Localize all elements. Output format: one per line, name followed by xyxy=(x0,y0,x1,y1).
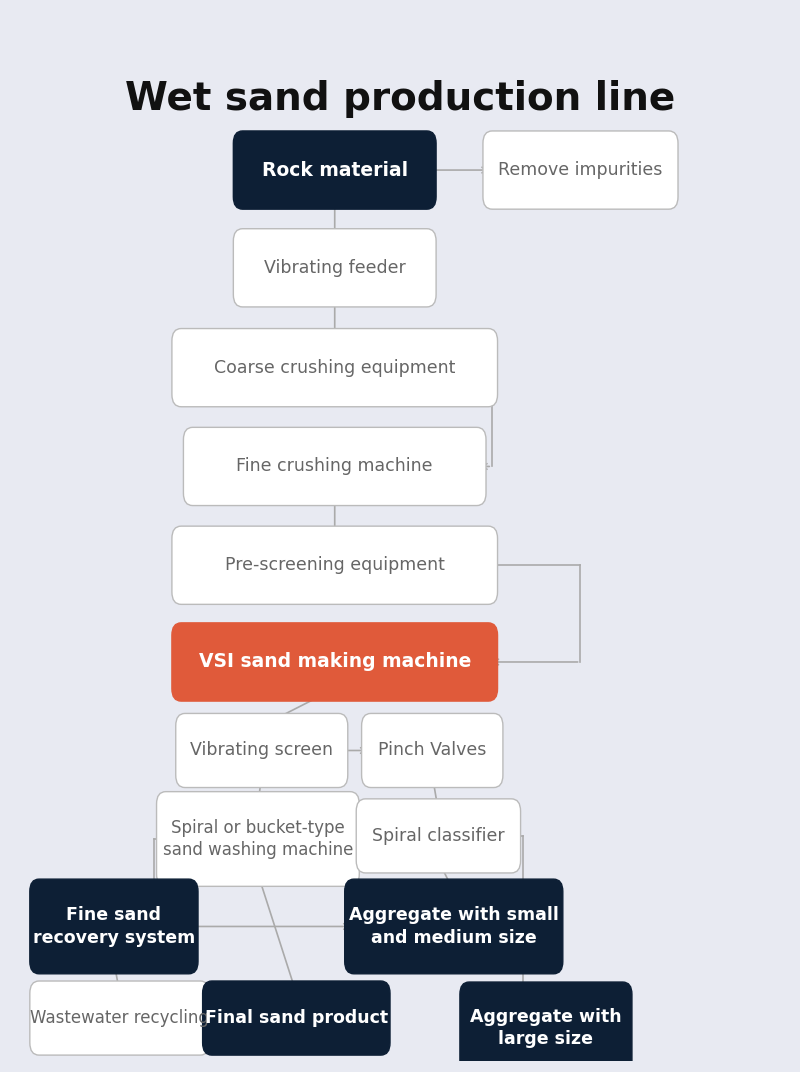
FancyBboxPatch shape xyxy=(30,879,198,973)
FancyBboxPatch shape xyxy=(172,328,498,406)
Text: Vibrating feeder: Vibrating feeder xyxy=(264,258,406,277)
Text: Wastewater recycling: Wastewater recycling xyxy=(30,1009,209,1027)
Text: Coarse crushing equipment: Coarse crushing equipment xyxy=(214,359,455,376)
FancyBboxPatch shape xyxy=(172,526,498,605)
FancyBboxPatch shape xyxy=(157,791,359,887)
Text: Final sand product: Final sand product xyxy=(205,1009,388,1027)
FancyBboxPatch shape xyxy=(30,981,210,1055)
FancyBboxPatch shape xyxy=(176,714,348,788)
Text: Wet sand production line: Wet sand production line xyxy=(125,80,675,118)
FancyBboxPatch shape xyxy=(483,131,678,209)
Text: Spiral or bucket-type
sand washing machine: Spiral or bucket-type sand washing machi… xyxy=(162,819,353,859)
FancyBboxPatch shape xyxy=(172,623,498,701)
Text: Spiral classifier: Spiral classifier xyxy=(372,827,505,845)
FancyBboxPatch shape xyxy=(202,981,390,1055)
Text: Rock material: Rock material xyxy=(262,161,408,180)
Text: Aggregate with
large size: Aggregate with large size xyxy=(470,1008,622,1048)
Text: Vibrating screen: Vibrating screen xyxy=(190,742,334,759)
Text: Remove impurities: Remove impurities xyxy=(498,161,662,179)
Text: Pinch Valves: Pinch Valves xyxy=(378,742,486,759)
FancyBboxPatch shape xyxy=(183,428,486,506)
FancyBboxPatch shape xyxy=(234,228,436,307)
Text: Aggregate with small
and medium size: Aggregate with small and medium size xyxy=(349,906,558,947)
FancyBboxPatch shape xyxy=(234,131,436,209)
FancyBboxPatch shape xyxy=(356,799,521,873)
Text: Fine sand
recovery system: Fine sand recovery system xyxy=(33,906,195,947)
Text: Pre-screening equipment: Pre-screening equipment xyxy=(225,556,445,575)
FancyBboxPatch shape xyxy=(345,879,563,973)
Text: Fine crushing machine: Fine crushing machine xyxy=(237,458,433,476)
FancyBboxPatch shape xyxy=(362,714,503,788)
FancyBboxPatch shape xyxy=(460,982,632,1072)
Text: VSI sand making machine: VSI sand making machine xyxy=(198,653,471,671)
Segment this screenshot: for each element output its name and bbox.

-*-

Rewrite all of the records above so that "Fine crushing machine" reads "Cone crusher" everywhere, and keep every other line unchanged. Omit the pictures from your answer.

EXPECTED ANSWER:
Localize all elements. Output format: one per line, name followed by xyxy=(x0,y0,x1,y1).
FancyBboxPatch shape xyxy=(30,879,198,973)
FancyBboxPatch shape xyxy=(172,328,498,406)
Text: Vibrating feeder: Vibrating feeder xyxy=(264,258,406,277)
Text: Wastewater recycling: Wastewater recycling xyxy=(30,1009,209,1027)
Text: Coarse crushing equipment: Coarse crushing equipment xyxy=(214,359,455,376)
FancyBboxPatch shape xyxy=(172,526,498,605)
FancyBboxPatch shape xyxy=(157,791,359,887)
Text: Final sand product: Final sand product xyxy=(205,1009,388,1027)
FancyBboxPatch shape xyxy=(30,981,210,1055)
FancyBboxPatch shape xyxy=(176,714,348,788)
Text: Wet sand production line: Wet sand production line xyxy=(125,80,675,118)
FancyBboxPatch shape xyxy=(483,131,678,209)
Text: Spiral or bucket-type
sand washing machine: Spiral or bucket-type sand washing machi… xyxy=(162,819,353,859)
FancyBboxPatch shape xyxy=(172,623,498,701)
Text: Spiral classifier: Spiral classifier xyxy=(372,827,505,845)
FancyBboxPatch shape xyxy=(202,981,390,1055)
Text: Rock material: Rock material xyxy=(262,161,408,180)
Text: Aggregate with
large size: Aggregate with large size xyxy=(470,1008,622,1048)
Text: Vibrating screen: Vibrating screen xyxy=(190,742,334,759)
Text: Remove impurities: Remove impurities xyxy=(498,161,662,179)
Text: Pinch Valves: Pinch Valves xyxy=(378,742,486,759)
FancyBboxPatch shape xyxy=(183,428,486,506)
FancyBboxPatch shape xyxy=(234,228,436,307)
Text: Aggregate with small
and medium size: Aggregate with small and medium size xyxy=(349,906,558,947)
FancyBboxPatch shape xyxy=(234,131,436,209)
FancyBboxPatch shape xyxy=(356,799,521,873)
Text: Fine sand
recovery system: Fine sand recovery system xyxy=(33,906,195,947)
Text: Pre-screening equipment: Pre-screening equipment xyxy=(225,556,445,575)
FancyBboxPatch shape xyxy=(345,879,563,973)
Text: Cone crusher: Cone crusher xyxy=(237,458,433,476)
FancyBboxPatch shape xyxy=(362,714,503,788)
FancyBboxPatch shape xyxy=(460,982,632,1072)
Text: VSI sand making machine: VSI sand making machine xyxy=(198,653,471,671)
Segment this screenshot: for each element output its name and bbox.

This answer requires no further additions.